==== EXCERPTED RECORDS
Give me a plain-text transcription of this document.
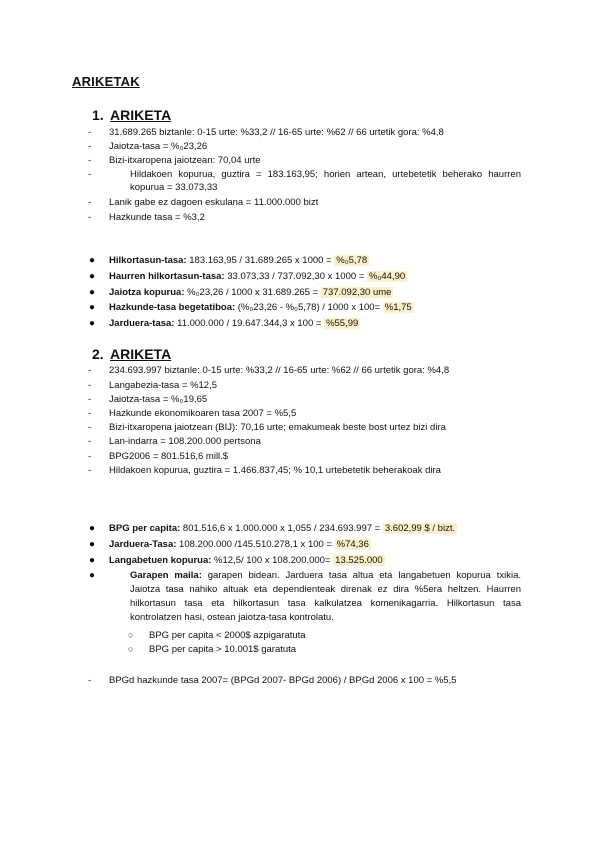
ARIKETAK
1. ARIKETA
-	31.689.265 biztanle: 0-15 urte: %33,2 // 16-65 urte: %62 // 66 urtetik gora: %4,8
-	Jaiotza-tasa = %₀23,26
-	Bizi-itxaropena jaiotzean: 70,04 urte
-	Hildakoen kopurua, guztira = 183.163,95; horien artean, urtebetetik beherako haurren kopurua = 33.073,33
-	Lanik gabe ez dagoen eskulana = 11.000.000 bizt
-	Hazkunde tasa = %3,2
●	Hilkortasun-tasa: 183.163,95 / 31.689.265 x 1000 = %₀5,78
●	Haurren hilkortasun-tasa: 33.073,33 / 737.092,30 x 1000 = %₀44,90
●	Jaiotza kopurua: %₀23,26 / 1000 x 31.689.265 = 737.092,30 ume
●	Hazkunde-tasa begetatiboa: (%₀23,26 - %₀5,78) / 1000 x 100= %1,75
●	Jarduera-tasa: 11.000.000 / 19.647.344,3 x 100 = %55,99
2. ARIKETA
-	234.693.997 biztanle: 0-15 urte: %33,2 // 16-65 urte: %62 // 66 urtetik gora: %4,8
-	Langabezia-tasa = %12,5
-	Jaiotza-tasa = %₀19,65
-	Hazkunde ekonomikoaren tasa 2007 = %5,5
-	Bizi-itxaropena jaiotzean (BIJ): 70,16 urte; emakumeak beste bost urtez bizi dira
-	Lan-indarra = 108.200.000 pertsona
-	BPG2006 = 801.516,6 mill.$
-	Hildakoen kopurua, guztira = 1.466.837,45; % 10,1 urtebetetik beherakoak dira
●	BPG per capita: 801.516,6 x 1.000.000 x 1,055 / 234.693.997 = 3.602,99 $ / bizt.
●	Jarduera-Tasa: 108.200.000 /145.510.278,1 x 100 = %74,36
●	Langabetuen kopurua: %12,5/ 100 x 108.200.000= 13.525.000
●	Garapen maila: garapen bidean. Jarduera tasa altua eta langabetuen kopurua txikia. Jaiotza tasa nahiko altuak eta dependienteak direnak ez dira %5era heltzen. Haurren hilkortasun tasa eta hilkortasun tasa kalkulatzea komenikagarria. Hilkortasun tasa kontrolatzen hasi, ostean jaiotza-tasa kontrolatu.
○	BPG per capita < 2000$ azpigaratuta
○	BPG per capita > 10.001$ garatuta
-	BPGd hazkunde tasa 2007= (BPGd 2007- BPGd 2006) / BPGd 2006 x 100 = %5,5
========
## TASK STATEMENT
Transcribe each entry precisely as given, leaving the pictures out.

## CORRECT ANSWER
Give me a plain-text transcription of this document.
ARIKETAK
1. ARIKETA
-	31.689.265 biztanle: 0-15 urte: %33,2 // 16-65 urte: %62 // 66 urtetik gora: %4,8
-	Jaiotza-tasa = %₀23,26
-	Bizi-itxaropena jaiotzean: 70,04 urte
-	Hildakoen kopurua, guztira = 183.163,95; horien artean, urtebetetik beherako haurren kopurua = 33.073,33
-	Lanik gabe ez dagoen eskulana = 11.000.000 bizt
-	Hazkunde tasa = %3,2
●	Hilkortasun-tasa: 183.163,95 / 31.689.265 x 1000 = %₀5,78
●	Haurren hilkortasun-tasa: 33.073,33 / 737.092,30 x 1000 = %₀44,90
●	Jaiotza kopurua: %₀23,26 / 1000 x 31.689.265 = 737.092,30 ume
●	Hazkunde-tasa begetatiboa: (%₀23,26 - %₀5,78) / 1000 x 100= %1,75
●	Jarduera-tasa: 11.000.000 / 19.647.344,3 x 100 = %55,99
2. ARIKETA
-	234.693.997 biztanle: 0-15 urte: %33,2 // 16-65 urte: %62 // 66 urtetik gora: %4,8
-	Langabezia-tasa = %12,5
-	Jaiotza-tasa = %₀19,65
-	Hazkunde ekonomikoaren tasa 2007 = %5,5
-	Bizi-itxaropena jaiotzean (BIJ): 70,16 urte; emakumeak beste bost urtez bizi dira
-	Lan-indarra = 108.200.000 pertsona
-	BPG2006 = 801.516,6 mill.$
-	Hildakoen kopurua, guztira = 1.466.837,45; % 10,1 urtebetetik beherakoak dira
●	BPG per capita: 801.516,6 x 1.000.000 x 1,055 / 234.693.997 = 3.602,99 $ / bizt.
●	Jarduera-Tasa: 108.200.000 /145.510.278,1 x 100 = %74,36
●	Langabetuen kopurua: %12,5/ 100 x 108.200.000= 13.525.000
●	Garapen maila: garapen bidean. Jarduera tasa altua eta langabetuen kopurua txikia. Jaiotza tasa nahiko altuak eta dependienteak direnak ez dira %5era heltzen. Haurren hilkortasun tasa eta hilkortasun tasa kalkulatzea komenikagarria. Hilkortasun tasa kontrolatzen hasi, ostean jaiotza-tasa kontrolatu.
○	BPG per capita < 2000$ azpigaratuta
○	BPG per capita > 10.001$ garatuta
-	BPGd hazkunde tasa 2007= (BPGd 2007- BPGd 2006) / BPGd 2006 x 100 = %5,5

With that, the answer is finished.